◆ Given task:
Locate the string "σημείο" throughout the material and copy every line in which it occurs.

## BEGIN Materials provided

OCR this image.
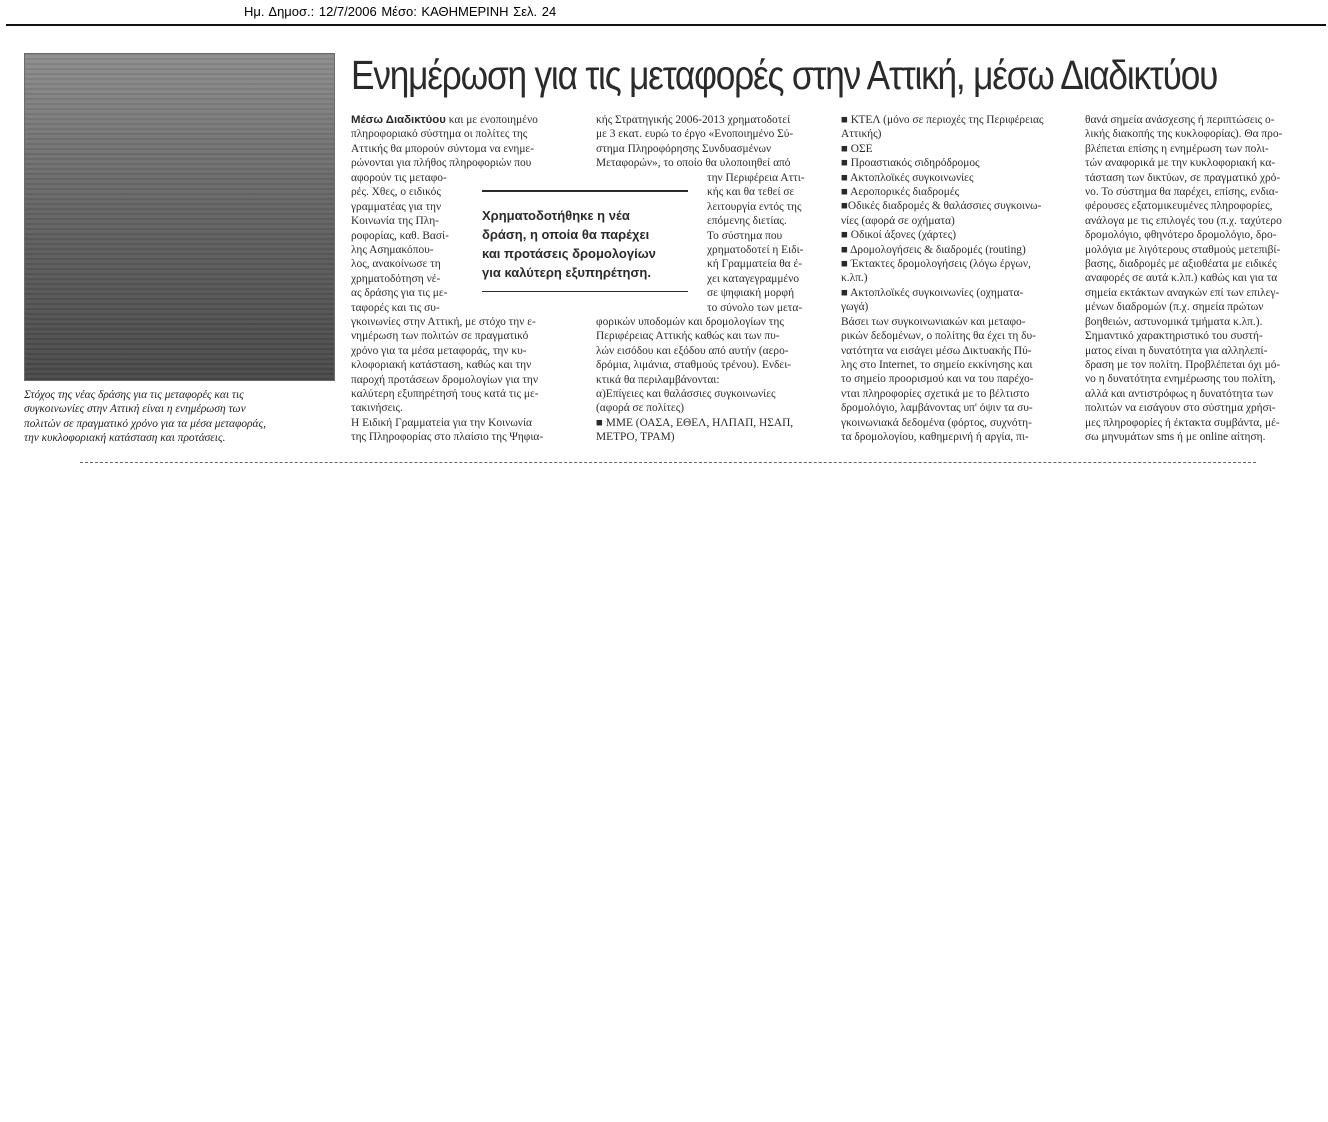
Ημ. Δημοσ.: 12/7/2006 Μέσο: ΚΑΘΗΜΕΡΙΝΗ Σελ. 24
Στόχος της νέας δράσης για τις μεταφορές και τις
συγκοινωνίες στην Αττική είναι η ενημέρωση των
πολιτών σε πραγματικό χρόνο για τα μέσα μεταφοράς,
την κυκλοφοριακή κατάσταση και προτάσεις.
Ενημέρωση για τις μεταφορές στην Αττική, μέσω Διαδικτύου
Μέσω Διαδικτύου και με ενοποιημένο
πληροφοριακό σύστημα οι πολίτες της
Αττικής θα μπορούν σύντομα να ενημε-
ρώνονται για πλήθος πληροφοριών που
αφορούν τις μεταφο-
ρές. Χθες, ο ειδικός
γραμματέας για την
Κοινωνία της Πλη-
ροφορίας, καθ. Βασί-
λης Ασημακόπου-
λος, ανακοίνωσε τη
χρηματοδότηση νέ-
ας δράσης για τις με-
ταφορές και τις συ-
γκοινωνίες στην Αττική, με στόχο την ε-
νημέρωση των πολιτών σε πραγματικό
χρόνο για τα μέσα μεταφοράς, την κυ-
κλοφοριακή κατάσταση, καθώς και την
παροχή προτάσεων δρομολογίων για την
καλύτερη εξυπηρέτησή τους κατά τις με-
τακινήσεις.
Η Ειδική Γραμματεία για την Κοινωνία
της Πληροφορίας στο πλαίσιο της Ψηφια-
κής Στρατηγικής 2006-2013 χρηματοδοτεί
με 3 εκατ. ευρώ το έργο «Ενοποιημένο Σύ-
στημα Πληροφόρησης Συνδυασμένων
Μεταφορών», το οποίο θα υλοποιηθεί από
την Περιφέρεια Αττι-
κής και θα τεθεί σε
λειτουργία εντός της
επόμενης διετίας.
Το σύστημα που
χρηματοδοτεί η Ειδι-
κή Γραμματεία θα έ-
χει καταγεγραμμένο
σε ψηφιακή μορφή
το σύνολο των μετα-
φορικών υποδομών και δρομολογίων της
Περιφέρειας Αττικής καθώς και των πυ-
λών εισόδου και εξόδου από αυτήν (αερο-
δρόμια, λιμάνια, σταθμούς τρένου). Ενδει-
κτικά θα περιλαμβάνονται:
α)Επίγειες και θαλάσσιες συγκοινωνίες
(αφορά σε πολίτες)
■ ΜΜΕ (ΟΑΣΑ, ΕΘΕΛ, ΗΛΠΑΠ, ΗΣΑΠ,
ΜΕΤΡΟ, ΤΡΑΜ)
Χρηματοδοτήθηκε η νέα
δράση, η οποία θα παρέχει
και προτάσεις δρομολογίων
για καλύτερη εξυπηρέτηση.
■ ΚΤΕΛ (μόνο σε περιοχές της Περιφέρειας
Αττικής)
■ ΟΣΕ
■ Προαστιακός σιδηρόδρομος
■ Ακτοπλοϊκές συγκοινωνίες
■ Αεροπορικές διαδρομές
■Οδικές διαδρομές & θαλάσσιες συγκοινω-
νίες (αφορά σε οχήματα)
■ Οδικοί άξονες (χάρτες)
■ Δρομολογήσεις & διαδρομές (routing)
■ Έκτακτες δρομολογήσεις (λόγω έργων,
κ.λπ.)
■ Ακτοπλοϊκές συγκοινωνίες (οχηματα-
γωγά)
Βάσει των συγκοινωνιακών και μεταφο-
ρικών δεδομένων, ο πολίτης θα έχει τη δυ-
νατότητα να εισάγει μέσω Δικτυακής Πύ-
λης στο Internet, το σημείο εκκίνησης και
το σημείο προορισμού και να του παρέχο-
νται πληροφορίες σχετικά με το βέλτιστο
δρομολόγιο, λαμβάνοντας υπ' όψιν τα συ-
γκοινωνιακά δεδομένα (φόρτος, συχνότη-
τα δρομολογίου, καθημερινή ή αργία, πι-
θανά σημεία ανάσχεσης ή περιπτώσεις ο-
λικής διακοπής της κυκλοφορίας). Θα προ-
βλέπεται επίσης η ενημέρωση των πολι-
τών αναφορικά με την κυκλοφοριακή κα-
τάσταση των δικτύων, σε πραγματικό χρό-
νο. Το σύστημα θα παρέχει, επίσης, ενδια-
φέρουσες εξατομικευμένες πληροφορίες,
ανάλογα με τις επιλογές του (π.χ. ταχύτερο
δρομολόγιο, φθηνότερο δρομολόγιο, δρο-
μολόγια με λιγότερους σταθμούς μετεπιβί-
βασης, διαδρομές με αξιοθέατα με ειδικές
αναφορές σε αυτά κ.λπ.) καθώς και για τα
σημεία εκτάκτων αναγκών επί των επιλεγ-
μένων διαδρομών (π.χ. σημεία πρώτων
βοηθειών, αστυνομικά τμήματα κ.λπ.).
Σημαντικό χαρακτηριστικό του συστή-
ματος είναι η δυνατότητα για αλληλεπί-
δραση με τον πολίτη. Προβλέπεται όχι μό-
νο η δυνατότητα ενημέρωσης του πολίτη,
αλλά και αντιστρόφως η δυνατότητα των
πολιτών να εισάγουν στο σύστημα χρήσι-
μες πληροφορίες ή έκτακτα συμβάντα, μέ-
σω μηνυμάτων sms ή με online αίτηση.
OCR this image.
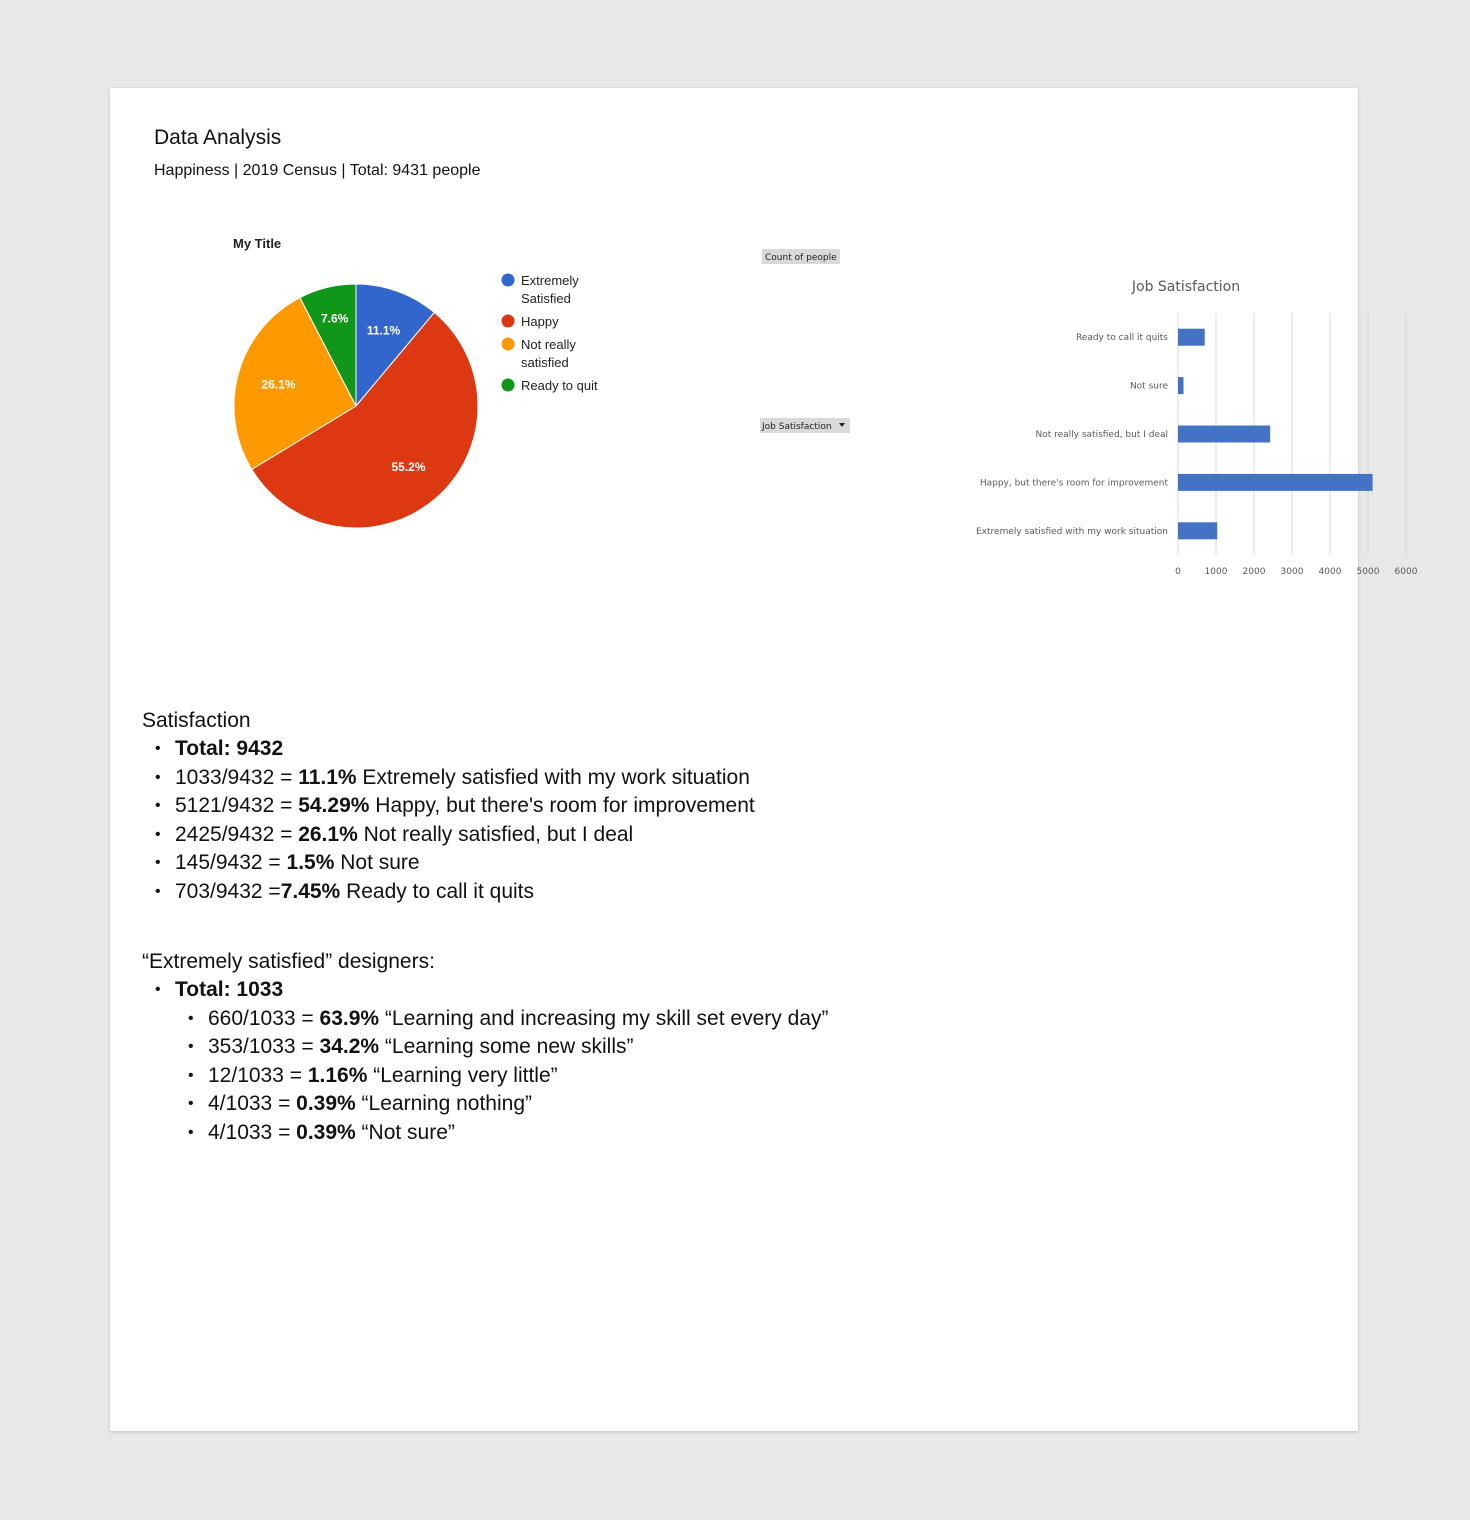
Data Analysis
Happiness | 2019 Census | Total: 9431 people
My Title
11.1%
55.2%
26.1%
7.6%
Extremely Satisfied
Happy
Not really satisfied
Ready to quit
Count of people
Job Satisfaction
Job Satisfaction
0	1000 2000 3000 4000 5000 6000
Ready to call it quits
Not sure
Not really satisfied, but I deal
Happy, but there's room for improvement
Extremely satisfied with my work situation
Satisfaction
• Total: 9432
• 1033/9432 = 11.1% Extremely satisfied with my work situation
• 5121/9432 = 54.29% Happy, but there's room for improvement
• 2425/9432 = 26.1% Not really satisfied, but I deal
• 145/9432 = 1.5% Not sure
• 703/9432 =7.45% Ready to call it quits
“Extremely satisfied” designers:
• Total: 1033
• 660/1033 = 63.9% “Learning and increasing my skill set every day”
• 353/1033 = 34.2% “Learning some new skills”
• 12/1033 = 1.16% “Learning very little”
• 4/1033 = 0.39% “Learning nothing”
• 4/1033 = 0.39% “Not sure”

## END Materials provided

◆ Task solution:
λης στο Internet, το σημείο εκκίνησης και
το σημείο προορισμού και να του παρέχο-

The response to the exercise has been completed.